What the exercise asks:
Your answer should hold every line of the records below that contains the string "more".

(Document transcript data)
....................

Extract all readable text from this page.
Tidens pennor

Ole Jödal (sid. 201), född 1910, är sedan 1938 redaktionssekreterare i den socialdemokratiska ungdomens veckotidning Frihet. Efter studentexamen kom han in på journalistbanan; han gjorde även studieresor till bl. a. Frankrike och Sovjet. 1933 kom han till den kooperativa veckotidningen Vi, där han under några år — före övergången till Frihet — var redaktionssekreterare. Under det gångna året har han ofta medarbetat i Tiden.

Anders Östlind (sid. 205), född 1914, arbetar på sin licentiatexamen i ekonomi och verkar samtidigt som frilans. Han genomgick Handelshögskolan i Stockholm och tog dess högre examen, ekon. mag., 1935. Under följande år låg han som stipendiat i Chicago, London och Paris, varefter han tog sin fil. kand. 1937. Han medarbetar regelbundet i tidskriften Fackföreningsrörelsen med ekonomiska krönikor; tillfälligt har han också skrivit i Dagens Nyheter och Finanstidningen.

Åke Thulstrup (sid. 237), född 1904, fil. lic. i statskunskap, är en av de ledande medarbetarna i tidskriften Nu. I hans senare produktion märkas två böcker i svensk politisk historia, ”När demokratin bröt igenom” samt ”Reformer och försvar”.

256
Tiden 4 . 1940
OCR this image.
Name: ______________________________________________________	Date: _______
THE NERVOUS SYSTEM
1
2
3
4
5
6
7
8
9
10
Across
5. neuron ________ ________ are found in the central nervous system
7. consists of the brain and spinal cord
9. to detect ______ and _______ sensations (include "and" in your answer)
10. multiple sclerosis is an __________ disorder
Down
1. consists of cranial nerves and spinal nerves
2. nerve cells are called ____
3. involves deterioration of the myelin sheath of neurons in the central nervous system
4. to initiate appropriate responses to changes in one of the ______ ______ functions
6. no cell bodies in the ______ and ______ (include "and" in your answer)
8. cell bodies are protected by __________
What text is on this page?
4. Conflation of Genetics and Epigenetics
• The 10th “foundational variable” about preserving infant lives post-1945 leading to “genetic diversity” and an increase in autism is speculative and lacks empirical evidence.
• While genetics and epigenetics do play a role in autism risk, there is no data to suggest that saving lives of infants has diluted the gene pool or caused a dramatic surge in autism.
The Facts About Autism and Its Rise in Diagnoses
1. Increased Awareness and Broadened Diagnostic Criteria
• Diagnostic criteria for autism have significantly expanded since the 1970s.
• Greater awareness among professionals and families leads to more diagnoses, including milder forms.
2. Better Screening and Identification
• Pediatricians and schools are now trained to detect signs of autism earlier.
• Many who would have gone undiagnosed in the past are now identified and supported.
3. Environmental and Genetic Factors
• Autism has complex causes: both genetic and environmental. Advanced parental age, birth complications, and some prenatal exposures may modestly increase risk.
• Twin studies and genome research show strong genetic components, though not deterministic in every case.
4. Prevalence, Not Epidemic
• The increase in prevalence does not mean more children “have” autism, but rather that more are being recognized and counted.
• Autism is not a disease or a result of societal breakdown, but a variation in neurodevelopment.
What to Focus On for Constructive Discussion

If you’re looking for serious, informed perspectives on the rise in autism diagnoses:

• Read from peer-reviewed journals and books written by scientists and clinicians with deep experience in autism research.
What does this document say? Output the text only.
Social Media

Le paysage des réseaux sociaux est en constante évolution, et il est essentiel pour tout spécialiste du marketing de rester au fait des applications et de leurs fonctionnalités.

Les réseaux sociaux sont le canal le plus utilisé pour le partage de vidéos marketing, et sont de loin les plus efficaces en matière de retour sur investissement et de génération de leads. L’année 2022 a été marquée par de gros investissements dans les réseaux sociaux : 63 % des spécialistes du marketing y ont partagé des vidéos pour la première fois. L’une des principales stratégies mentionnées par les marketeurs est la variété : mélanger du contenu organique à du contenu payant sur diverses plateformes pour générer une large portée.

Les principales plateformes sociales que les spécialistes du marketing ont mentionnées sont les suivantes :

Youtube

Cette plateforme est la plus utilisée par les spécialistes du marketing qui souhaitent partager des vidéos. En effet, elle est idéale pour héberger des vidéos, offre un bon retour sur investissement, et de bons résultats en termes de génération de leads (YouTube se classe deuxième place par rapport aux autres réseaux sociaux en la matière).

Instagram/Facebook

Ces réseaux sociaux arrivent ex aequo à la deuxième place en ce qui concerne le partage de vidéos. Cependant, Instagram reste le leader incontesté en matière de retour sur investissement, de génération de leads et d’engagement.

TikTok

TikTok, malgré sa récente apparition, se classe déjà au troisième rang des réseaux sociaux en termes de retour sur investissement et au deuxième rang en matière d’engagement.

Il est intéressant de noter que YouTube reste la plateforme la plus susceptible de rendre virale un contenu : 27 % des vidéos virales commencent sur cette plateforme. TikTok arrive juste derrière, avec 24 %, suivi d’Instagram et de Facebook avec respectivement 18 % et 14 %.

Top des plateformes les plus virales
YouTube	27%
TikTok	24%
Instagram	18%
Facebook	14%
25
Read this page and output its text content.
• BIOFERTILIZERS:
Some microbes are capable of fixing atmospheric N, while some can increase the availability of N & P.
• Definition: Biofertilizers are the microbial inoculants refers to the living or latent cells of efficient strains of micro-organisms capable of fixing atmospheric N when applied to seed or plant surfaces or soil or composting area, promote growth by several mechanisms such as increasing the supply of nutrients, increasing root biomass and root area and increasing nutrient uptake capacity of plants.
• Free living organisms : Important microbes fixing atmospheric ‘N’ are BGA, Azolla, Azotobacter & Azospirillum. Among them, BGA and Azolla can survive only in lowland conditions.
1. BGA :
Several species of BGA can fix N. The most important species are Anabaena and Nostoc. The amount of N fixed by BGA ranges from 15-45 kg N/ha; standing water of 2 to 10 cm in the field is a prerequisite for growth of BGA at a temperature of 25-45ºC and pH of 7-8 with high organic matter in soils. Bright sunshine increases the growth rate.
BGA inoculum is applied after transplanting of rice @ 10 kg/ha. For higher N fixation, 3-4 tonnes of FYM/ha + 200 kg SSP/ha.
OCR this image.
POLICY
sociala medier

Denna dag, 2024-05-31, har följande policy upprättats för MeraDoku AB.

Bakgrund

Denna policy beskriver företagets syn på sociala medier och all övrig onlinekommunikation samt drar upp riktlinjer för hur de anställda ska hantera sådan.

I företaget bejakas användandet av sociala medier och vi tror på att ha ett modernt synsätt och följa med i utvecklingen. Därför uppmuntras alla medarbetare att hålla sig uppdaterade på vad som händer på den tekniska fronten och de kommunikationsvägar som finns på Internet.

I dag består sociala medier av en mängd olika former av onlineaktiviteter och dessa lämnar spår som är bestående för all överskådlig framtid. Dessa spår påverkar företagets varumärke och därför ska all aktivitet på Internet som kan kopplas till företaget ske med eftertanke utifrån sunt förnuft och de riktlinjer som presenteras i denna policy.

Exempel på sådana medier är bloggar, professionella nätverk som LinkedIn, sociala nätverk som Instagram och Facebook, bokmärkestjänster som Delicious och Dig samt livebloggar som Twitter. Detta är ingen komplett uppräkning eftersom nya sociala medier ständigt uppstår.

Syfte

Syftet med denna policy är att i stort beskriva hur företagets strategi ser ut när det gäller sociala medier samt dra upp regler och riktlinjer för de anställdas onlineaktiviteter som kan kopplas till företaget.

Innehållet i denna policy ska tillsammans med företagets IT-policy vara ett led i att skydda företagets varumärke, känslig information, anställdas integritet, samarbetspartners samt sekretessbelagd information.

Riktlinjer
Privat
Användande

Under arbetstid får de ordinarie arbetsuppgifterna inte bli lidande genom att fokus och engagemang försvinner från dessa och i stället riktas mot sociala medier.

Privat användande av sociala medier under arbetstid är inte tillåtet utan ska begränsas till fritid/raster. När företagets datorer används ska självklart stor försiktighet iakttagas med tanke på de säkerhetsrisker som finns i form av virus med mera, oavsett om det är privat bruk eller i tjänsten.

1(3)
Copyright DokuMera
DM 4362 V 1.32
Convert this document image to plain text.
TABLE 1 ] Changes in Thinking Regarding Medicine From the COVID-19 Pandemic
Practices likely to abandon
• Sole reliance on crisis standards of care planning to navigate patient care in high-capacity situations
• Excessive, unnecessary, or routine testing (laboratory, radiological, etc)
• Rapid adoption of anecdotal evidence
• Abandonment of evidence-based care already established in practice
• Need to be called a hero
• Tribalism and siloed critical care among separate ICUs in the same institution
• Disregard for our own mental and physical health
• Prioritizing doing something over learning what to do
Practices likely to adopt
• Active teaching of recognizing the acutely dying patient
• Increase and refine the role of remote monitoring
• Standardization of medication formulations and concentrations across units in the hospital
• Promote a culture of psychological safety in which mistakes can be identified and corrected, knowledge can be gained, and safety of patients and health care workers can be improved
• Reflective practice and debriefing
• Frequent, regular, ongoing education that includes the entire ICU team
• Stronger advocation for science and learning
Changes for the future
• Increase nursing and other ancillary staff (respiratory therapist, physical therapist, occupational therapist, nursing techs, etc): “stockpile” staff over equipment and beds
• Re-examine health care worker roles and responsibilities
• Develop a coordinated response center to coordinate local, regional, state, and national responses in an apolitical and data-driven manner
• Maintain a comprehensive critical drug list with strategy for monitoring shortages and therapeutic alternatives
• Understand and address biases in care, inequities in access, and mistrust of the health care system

....................

Answer to the exercise:
• Greater awareness among professionals and families leads to more diagnoses, including milder forms.
• The increase in prevalence does not mean more children “have” autism, but rather that more are being recognized and counted.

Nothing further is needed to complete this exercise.